** RECORDS FOR THE TASK follows **
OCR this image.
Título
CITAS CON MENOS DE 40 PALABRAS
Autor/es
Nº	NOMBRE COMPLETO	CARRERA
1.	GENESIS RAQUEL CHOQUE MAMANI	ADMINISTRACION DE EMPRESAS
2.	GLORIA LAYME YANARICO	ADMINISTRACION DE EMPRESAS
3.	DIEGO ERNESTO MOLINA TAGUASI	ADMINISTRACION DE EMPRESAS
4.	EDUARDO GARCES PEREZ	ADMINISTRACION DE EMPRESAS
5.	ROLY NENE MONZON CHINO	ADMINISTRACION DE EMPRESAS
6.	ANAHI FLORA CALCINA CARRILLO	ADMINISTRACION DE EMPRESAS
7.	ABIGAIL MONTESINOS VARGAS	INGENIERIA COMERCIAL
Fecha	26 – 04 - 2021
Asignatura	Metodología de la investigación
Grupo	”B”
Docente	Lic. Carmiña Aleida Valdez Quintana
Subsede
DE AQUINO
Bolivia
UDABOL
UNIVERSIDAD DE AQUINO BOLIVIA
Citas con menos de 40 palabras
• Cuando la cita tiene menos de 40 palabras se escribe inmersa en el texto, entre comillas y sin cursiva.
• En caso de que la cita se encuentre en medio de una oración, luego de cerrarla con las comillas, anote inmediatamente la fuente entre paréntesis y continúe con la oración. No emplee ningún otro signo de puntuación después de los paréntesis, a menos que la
** End of RECORDS FOR THE TASK **
WORK INSTRUCTIONS = Reproduce each line of the data without any change.

TASK RESULT =
OCR this image.
Título
CITAS CON MENOS DE 40 PALABRAS
Autor/es
Nº	NOMBRE COMPLETO	CARRERA
1.	GENESIS RAQUEL CHOQUE MAMANI	ADMINISTRACION DE EMPRESAS
2.	GLORIA LAYME YANARICO	ADMINISTRACION DE EMPRESAS
3.	DIEGO ERNESTO MOLINA TAGUASI	ADMINISTRACION DE EMPRESAS
4.	EDUARDO GARCES PEREZ	ADMINISTRACION DE EMPRESAS
5.	ROLY NENE MONZON CHINO	ADMINISTRACION DE EMPRESAS
6.	ANAHI FLORA CALCINA CARRILLO	ADMINISTRACION DE EMPRESAS
7.	ABIGAIL MONTESINOS VARGAS	INGENIERIA COMERCIAL
Fecha	26 – 04 - 2021
Asignatura	Metodología de la investigación
Grupo	”B”
Docente	Lic. Carmiña Aleida Valdez Quintana
Subsede
DE AQUINO
Bolivia
UDABOL
UNIVERSIDAD DE AQUINO BOLIVIA
Citas con menos de 40 palabras
• Cuando la cita tiene menos de 40 palabras se escribe inmersa en el texto, entre comillas y sin cursiva.
• En caso de que la cita se encuentre en medio de una oración, luego de cerrarla con las comillas, anote inmediatamente la fuente entre paréntesis y continúe con la oración. No emplee ningún otro signo de puntuación después de los paréntesis, a menos que la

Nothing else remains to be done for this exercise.